WRITTEN PROBLEM
Select every line below containing the word "echo".

====

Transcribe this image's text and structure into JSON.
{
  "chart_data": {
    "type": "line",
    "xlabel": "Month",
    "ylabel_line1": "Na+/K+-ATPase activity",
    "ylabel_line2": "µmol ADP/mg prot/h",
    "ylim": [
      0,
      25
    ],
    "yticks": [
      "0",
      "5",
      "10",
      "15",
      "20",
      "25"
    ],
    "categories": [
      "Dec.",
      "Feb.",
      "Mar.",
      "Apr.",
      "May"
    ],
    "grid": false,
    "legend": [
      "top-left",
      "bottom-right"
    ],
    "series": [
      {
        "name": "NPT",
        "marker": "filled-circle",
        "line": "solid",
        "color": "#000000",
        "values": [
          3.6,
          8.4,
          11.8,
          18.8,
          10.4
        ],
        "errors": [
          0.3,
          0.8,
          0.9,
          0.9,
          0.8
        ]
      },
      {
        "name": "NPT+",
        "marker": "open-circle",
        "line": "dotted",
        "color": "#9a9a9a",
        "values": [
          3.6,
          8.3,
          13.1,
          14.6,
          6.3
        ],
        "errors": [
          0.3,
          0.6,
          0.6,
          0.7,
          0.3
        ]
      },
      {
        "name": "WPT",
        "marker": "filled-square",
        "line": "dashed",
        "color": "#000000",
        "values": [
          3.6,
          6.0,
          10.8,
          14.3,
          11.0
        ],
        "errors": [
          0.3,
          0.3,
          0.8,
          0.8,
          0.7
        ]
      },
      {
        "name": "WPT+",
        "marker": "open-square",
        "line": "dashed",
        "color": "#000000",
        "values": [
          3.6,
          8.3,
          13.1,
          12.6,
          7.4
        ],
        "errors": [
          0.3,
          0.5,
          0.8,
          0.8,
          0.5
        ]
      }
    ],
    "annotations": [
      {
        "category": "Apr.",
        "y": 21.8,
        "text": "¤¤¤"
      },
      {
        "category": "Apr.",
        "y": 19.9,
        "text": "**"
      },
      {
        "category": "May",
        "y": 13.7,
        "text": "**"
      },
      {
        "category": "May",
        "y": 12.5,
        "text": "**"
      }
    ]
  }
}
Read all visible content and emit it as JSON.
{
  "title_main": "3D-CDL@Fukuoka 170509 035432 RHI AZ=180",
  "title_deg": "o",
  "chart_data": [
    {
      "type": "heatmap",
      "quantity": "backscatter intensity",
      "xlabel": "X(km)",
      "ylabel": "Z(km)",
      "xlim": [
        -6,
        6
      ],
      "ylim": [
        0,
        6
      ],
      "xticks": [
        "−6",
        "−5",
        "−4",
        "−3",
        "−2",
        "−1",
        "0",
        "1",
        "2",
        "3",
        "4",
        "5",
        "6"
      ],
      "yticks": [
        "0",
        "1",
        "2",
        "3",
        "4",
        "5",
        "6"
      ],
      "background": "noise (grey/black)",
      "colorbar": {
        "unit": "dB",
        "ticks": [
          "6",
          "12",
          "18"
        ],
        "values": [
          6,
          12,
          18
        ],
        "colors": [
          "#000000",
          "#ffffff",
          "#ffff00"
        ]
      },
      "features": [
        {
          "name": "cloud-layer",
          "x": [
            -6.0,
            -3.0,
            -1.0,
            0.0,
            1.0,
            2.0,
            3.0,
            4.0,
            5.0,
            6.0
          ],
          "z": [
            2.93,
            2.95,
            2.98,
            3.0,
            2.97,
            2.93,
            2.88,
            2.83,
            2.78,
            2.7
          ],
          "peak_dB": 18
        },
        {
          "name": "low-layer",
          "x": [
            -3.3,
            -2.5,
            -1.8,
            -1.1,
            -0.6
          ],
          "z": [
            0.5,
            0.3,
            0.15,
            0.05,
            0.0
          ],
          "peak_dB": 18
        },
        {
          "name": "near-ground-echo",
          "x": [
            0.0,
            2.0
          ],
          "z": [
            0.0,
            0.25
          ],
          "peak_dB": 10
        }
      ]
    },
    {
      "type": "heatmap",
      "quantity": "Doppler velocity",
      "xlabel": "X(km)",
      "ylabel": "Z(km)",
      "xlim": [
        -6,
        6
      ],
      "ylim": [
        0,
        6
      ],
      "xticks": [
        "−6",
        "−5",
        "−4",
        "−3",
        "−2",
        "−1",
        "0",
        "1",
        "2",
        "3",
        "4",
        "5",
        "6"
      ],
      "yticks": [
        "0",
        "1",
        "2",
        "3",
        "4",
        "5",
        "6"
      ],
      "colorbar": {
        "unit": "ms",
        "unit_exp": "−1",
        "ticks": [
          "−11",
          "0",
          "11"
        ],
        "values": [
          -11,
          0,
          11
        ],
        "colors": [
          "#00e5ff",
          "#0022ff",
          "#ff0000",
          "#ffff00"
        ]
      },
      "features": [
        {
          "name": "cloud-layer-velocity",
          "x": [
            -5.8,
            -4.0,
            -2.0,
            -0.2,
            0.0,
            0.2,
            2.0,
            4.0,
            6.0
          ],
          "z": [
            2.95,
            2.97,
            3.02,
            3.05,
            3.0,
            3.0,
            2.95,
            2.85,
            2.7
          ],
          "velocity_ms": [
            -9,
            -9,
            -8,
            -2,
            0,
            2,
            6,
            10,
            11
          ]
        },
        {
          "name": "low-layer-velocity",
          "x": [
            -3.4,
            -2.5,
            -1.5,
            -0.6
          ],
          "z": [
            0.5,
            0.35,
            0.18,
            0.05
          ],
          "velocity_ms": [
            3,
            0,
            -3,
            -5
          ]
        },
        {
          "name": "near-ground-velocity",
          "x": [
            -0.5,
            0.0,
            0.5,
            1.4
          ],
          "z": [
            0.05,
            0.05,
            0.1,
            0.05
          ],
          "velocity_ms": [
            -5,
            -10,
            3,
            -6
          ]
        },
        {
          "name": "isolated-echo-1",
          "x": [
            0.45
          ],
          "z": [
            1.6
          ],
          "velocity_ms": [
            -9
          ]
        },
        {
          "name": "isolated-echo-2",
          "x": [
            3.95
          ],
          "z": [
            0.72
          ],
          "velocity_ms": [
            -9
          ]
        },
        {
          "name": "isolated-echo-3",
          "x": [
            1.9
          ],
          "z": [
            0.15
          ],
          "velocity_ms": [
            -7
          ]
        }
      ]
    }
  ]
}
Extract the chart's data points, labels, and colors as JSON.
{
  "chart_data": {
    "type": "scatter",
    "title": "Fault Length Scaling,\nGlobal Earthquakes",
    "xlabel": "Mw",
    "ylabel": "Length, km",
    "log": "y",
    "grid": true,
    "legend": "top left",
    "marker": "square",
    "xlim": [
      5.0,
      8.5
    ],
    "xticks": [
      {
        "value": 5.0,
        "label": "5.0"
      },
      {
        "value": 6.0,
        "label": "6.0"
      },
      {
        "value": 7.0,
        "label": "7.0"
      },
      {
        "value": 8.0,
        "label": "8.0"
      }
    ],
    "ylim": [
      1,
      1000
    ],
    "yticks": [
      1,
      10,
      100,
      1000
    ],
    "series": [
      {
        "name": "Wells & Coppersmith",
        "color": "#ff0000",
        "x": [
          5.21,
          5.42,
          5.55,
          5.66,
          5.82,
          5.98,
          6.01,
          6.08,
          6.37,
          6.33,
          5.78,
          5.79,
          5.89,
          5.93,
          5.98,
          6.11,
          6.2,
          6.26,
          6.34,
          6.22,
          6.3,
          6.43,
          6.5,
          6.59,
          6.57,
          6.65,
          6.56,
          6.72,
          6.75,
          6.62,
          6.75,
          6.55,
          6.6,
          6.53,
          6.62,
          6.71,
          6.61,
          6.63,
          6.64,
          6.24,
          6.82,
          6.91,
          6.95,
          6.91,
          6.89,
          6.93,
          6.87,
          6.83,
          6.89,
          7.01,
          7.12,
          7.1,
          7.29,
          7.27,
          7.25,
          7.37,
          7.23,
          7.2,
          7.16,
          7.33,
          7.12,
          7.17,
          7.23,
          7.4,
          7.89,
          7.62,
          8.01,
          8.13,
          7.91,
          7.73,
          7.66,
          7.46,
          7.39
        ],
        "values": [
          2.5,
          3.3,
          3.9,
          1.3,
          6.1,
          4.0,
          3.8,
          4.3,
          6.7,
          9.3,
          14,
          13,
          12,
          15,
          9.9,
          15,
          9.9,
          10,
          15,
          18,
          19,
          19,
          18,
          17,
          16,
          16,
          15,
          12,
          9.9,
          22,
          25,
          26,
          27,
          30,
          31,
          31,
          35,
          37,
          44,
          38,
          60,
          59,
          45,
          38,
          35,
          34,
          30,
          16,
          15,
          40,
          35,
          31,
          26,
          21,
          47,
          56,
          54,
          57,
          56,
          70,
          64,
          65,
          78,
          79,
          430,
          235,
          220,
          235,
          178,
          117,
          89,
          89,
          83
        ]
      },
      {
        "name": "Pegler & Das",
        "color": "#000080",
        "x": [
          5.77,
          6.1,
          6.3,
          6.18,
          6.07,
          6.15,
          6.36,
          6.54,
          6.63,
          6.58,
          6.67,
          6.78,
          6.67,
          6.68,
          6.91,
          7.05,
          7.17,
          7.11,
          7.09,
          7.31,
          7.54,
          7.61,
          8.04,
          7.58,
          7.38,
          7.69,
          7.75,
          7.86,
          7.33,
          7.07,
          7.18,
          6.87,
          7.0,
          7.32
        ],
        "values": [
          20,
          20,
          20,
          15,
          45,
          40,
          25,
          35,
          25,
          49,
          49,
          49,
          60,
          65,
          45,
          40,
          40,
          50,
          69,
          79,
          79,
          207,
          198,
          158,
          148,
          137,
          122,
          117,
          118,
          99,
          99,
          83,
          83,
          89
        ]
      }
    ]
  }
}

====

SOLUTION
          "name": "near-ground-echo",
          "name": "isolated-echo-1",
          "name": "isolated-echo-2",
          "name": "isolated-echo-3",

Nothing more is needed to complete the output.